Every entry must be echoed exactly.

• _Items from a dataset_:
+-------+
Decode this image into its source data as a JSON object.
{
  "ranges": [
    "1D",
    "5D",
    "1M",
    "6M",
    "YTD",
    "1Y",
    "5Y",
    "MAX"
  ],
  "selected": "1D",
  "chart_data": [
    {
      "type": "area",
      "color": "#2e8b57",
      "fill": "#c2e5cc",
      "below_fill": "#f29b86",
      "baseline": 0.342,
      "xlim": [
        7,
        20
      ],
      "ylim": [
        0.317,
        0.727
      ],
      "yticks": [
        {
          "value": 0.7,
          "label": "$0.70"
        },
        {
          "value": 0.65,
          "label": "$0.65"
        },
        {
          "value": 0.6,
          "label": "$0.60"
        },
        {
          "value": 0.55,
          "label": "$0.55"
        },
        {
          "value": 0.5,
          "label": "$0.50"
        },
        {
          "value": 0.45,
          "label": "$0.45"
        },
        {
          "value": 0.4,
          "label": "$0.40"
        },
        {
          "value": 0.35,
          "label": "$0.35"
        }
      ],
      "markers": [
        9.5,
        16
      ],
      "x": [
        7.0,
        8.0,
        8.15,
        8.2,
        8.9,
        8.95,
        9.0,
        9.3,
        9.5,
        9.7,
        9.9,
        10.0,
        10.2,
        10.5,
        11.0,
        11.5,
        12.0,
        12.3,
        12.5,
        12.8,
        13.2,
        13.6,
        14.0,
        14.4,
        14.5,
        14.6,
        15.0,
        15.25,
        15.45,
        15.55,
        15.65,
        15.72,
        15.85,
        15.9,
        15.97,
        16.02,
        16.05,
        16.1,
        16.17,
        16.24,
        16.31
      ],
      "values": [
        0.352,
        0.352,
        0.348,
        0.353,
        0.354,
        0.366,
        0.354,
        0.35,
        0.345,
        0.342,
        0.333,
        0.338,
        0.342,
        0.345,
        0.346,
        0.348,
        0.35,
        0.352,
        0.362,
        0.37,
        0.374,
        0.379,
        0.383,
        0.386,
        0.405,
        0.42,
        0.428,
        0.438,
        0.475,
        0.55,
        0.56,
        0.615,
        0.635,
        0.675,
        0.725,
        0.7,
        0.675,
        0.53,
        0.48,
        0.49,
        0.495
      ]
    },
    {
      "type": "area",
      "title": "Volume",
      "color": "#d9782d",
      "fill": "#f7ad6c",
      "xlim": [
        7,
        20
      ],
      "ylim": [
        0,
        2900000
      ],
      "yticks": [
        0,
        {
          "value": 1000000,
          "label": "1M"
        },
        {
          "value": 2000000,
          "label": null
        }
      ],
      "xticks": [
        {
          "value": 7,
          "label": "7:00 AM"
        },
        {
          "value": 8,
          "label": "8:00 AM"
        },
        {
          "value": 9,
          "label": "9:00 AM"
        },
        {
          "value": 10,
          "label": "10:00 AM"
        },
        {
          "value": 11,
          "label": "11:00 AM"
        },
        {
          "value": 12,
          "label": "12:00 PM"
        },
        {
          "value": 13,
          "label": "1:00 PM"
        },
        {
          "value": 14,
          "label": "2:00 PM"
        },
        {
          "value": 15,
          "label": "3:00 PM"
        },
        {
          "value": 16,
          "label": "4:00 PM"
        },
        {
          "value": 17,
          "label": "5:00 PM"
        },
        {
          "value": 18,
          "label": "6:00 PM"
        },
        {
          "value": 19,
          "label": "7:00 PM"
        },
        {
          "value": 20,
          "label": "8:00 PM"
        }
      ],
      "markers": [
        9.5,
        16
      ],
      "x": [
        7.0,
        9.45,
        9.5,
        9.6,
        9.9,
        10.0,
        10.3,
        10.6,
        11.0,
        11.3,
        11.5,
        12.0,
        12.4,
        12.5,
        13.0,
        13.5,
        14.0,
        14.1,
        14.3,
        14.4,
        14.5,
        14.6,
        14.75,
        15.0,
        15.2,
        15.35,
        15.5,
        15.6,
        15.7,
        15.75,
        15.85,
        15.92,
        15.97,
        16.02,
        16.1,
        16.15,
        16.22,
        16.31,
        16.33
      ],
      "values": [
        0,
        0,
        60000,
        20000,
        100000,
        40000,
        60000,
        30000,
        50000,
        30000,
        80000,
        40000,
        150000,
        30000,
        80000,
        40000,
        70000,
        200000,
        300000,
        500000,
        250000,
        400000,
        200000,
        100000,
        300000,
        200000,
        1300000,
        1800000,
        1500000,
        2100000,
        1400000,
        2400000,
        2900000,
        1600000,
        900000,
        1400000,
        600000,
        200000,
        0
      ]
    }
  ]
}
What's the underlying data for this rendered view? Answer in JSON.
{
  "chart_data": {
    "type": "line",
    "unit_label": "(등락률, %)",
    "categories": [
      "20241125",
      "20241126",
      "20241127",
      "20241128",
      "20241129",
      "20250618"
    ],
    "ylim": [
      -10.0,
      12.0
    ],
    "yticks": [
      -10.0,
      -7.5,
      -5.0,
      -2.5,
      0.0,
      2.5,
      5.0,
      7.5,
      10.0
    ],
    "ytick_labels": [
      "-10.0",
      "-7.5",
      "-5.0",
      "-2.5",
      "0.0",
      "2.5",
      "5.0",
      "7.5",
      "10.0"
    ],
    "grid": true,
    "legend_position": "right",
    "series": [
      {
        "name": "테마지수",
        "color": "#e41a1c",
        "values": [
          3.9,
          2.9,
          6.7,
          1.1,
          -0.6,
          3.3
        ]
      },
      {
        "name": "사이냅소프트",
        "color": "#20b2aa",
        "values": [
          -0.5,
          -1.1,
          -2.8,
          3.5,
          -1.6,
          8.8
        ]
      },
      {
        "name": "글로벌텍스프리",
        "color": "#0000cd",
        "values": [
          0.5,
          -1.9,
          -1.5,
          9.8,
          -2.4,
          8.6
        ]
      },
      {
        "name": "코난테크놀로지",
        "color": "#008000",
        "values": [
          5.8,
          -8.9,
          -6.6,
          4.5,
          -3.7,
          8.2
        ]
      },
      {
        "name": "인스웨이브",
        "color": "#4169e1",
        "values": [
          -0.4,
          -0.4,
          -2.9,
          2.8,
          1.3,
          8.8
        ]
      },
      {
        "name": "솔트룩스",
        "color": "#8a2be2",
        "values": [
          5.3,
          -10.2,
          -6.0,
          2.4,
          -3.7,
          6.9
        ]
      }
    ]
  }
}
+-------+
• _Answer for this exercise_:
Decode this image into its source data as a JSON object.
{
  "ranges": [
    "1D",
    "5D",
    "1M",
    "6M",
    "YTD",
    "1Y",
    "5Y",
    "MAX"
  ],
  "selected": "1D",
  "chart_data": [
    {
      "type": "area",
      "color": "#2e8b57",
      "fill": "#c2e5cc",
      "below_fill": "#f29b86",
      "baseline": 0.342,
      "xlim": [
        7,
        20
      ],
      "ylim": [
        0.317,
        0.727
      ],
      "yticks": [
        {
          "value": 0.7,
          "label": "$0.70"
        },
        {
          "value": 0.65,
          "label": "$0.65"
        },
        {
          "value": 0.6,
          "label": "$0.60"
        },
        {
          "value": 0.55,
          "label": "$0.55"
        },
        {
          "value": 0.5,
          "label": "$0.50"
        },
        {
          "value": 0.45,
          "label": "$0.45"
        },
        {
          "value": 0.4,
          "label": "$0.40"
        },
        {
          "value": 0.35,
          "label": "$0.35"
        }
      ],
      "markers": [
        9.5,
        16
      ],
      "x": [
        7.0,
        8.0,
        8.15,
        8.2,
        8.9,
        8.95,
        9.0,
        9.3,
        9.5,
        9.7,
        9.9,
        10.0,
        10.2,
        10.5,
        11.0,
        11.5,
        12.0,
        12.3,
        12.5,
        12.8,
        13.2,
        13.6,
        14.0,
        14.4,
        14.5,
        14.6,
        15.0,
        15.25,
        15.45,
        15.55,
        15.65,
        15.72,
        15.85,
        15.9,
        15.97,
        16.02,
        16.05,
        16.1,
        16.17,
        16.24,
        16.31
      ],
      "values": [
        0.352,
        0.352,
        0.348,
        0.353,
        0.354,
        0.366,
        0.354,
        0.35,
        0.345,
        0.342,
        0.333,
        0.338,
        0.342,
        0.345,
        0.346,
        0.348,
        0.35,
        0.352,
        0.362,
        0.37,
        0.374,
        0.379,
        0.383,
        0.386,
        0.405,
        0.42,
        0.428,
        0.438,
        0.475,
        0.55,
        0.56,
        0.615,
        0.635,
        0.675,
        0.725,
        0.7,
        0.675,
        0.53,
        0.48,
        0.49,
        0.495
      ]
    },
    {
      "type": "area",
      "title": "Volume",
      "color": "#d9782d",
      "fill": "#f7ad6c",
      "xlim": [
        7,
        20
      ],
      "ylim": [
        0,
        2900000
      ],
      "yticks": [
        0,
        {
          "value": 1000000,
          "label": "1M"
        },
        {
          "value": 2000000,
          "label": null
        }
      ],
      "xticks": [
        {
          "value": 7,
          "label": "7:00 AM"
        },
        {
          "value": 8,
          "label": "8:00 AM"
        },
        {
          "value": 9,
          "label": "9:00 AM"
        },
        {
          "value": 10,
          "label": "10:00 AM"
        },
        {
          "value": 11,
          "label": "11:00 AM"
        },
        {
          "value": 12,
          "label": "12:00 PM"
        },
        {
          "value": 13,
          "label": "1:00 PM"
        },
        {
          "value": 14,
          "label": "2:00 PM"
        },
        {
          "value": 15,
          "label": "3:00 PM"
        },
        {
          "value": 16,
          "label": "4:00 PM"
        },
        {
          "value": 17,
          "label": "5:00 PM"
        },
        {
          "value": 18,
          "label": "6:00 PM"
        },
        {
          "value": 19,
          "label": "7:00 PM"
        },
        {
          "value": 20,
          "label": "8:00 PM"
        }
      ],
      "markers": [
        9.5,
        16
      ],
      "x": [
        7.0,
        9.45,
        9.5,
        9.6,
        9.9,
        10.0,
        10.3,
        10.6,
        11.0,
        11.3,
        11.5,
        12.0,
        12.4,
        12.5,
        13.0,
        13.5,
        14.0,
        14.1,
        14.3,
        14.4,
        14.5,
        14.6,
        14.75,
        15.0,
        15.2,
        15.35,
        15.5,
        15.6,
        15.7,
        15.75,
        15.85,
        15.92,
        15.97,
        16.02,
        16.1,
        16.15,
        16.22,
        16.31,
        16.33
      ],
      "values": [
        0,
        0,
        60000,
        20000,
        100000,
        40000,
        60000,
        30000,
        50000,
        30000,
        80000,
        40000,
        150000,
        30000,
        80000,
        40000,
        70000,
        200000,
        300000,
        500000,
        250000,
        400000,
        200000,
        100000,
        300000,
        200000,
        1300000,
        1800000,
        1500000,
        2100000,
        1400000,
        2400000,
        2900000,
        1600000,
        900000,
        1400000,
        600000,
        200000,
        0
      ]
    }
  ]
}
What's the underlying data for this rendered view? Answer in JSON.
{
  "chart_data": {
    "type": "line",
    "unit_label": "(등락률, %)",
    "categories": [
      "20241125",
      "20241126",
      "20241127",
      "20241128",
      "20241129",
      "20250618"
    ],
    "ylim": [
      -10.0,
      12.0
    ],
    "yticks": [
      -10.0,
      -7.5,
      -5.0,
      -2.5,
      0.0,
      2.5,
      5.0,
      7.5,
      10.0
    ],
    "ytick_labels": [
      "-10.0",
      "-7.5",
      "-5.0",
      "-2.5",
      "0.0",
      "2.5",
      "5.0",
      "7.5",
      "10.0"
    ],
    "grid": true,
    "legend_position": "right",
    "series": [
      {
        "name": "테마지수",
        "color": "#e41a1c",
        "values": [
          3.9,
          2.9,
          6.7,
          1.1,
          -0.6,
          3.3
        ]
      },
      {
        "name": "사이냅소프트",
        "color": "#20b2aa",
        "values": [
          -0.5,
          -1.1,
          -2.8,
          3.5,
          -1.6,
          8.8
        ]
      },
      {
        "name": "글로벌텍스프리",
        "color": "#0000cd",
        "values": [
          0.5,
          -1.9,
          -1.5,
          9.8,
          -2.4,
          8.6
        ]
      },
      {
        "name": "코난테크놀로지",
        "color": "#008000",
        "values": [
          5.8,
          -8.9,
          -6.6,
          4.5,
          -3.7,
          8.2
        ]
      },
      {
        "name": "인스웨이브",
        "color": "#4169e1",
        "values": [
          -0.4,
          -0.4,
          -2.9,
          2.8,
          1.3,
          8.8
        ]
      },
      {
        "name": "솔트룩스",
        "color": "#8a2be2",
        "values": [
          5.3,
          -10.2,
          -6.0,
          2.4,
          -3.7,
          6.9
        ]
      }
    ]
  }
}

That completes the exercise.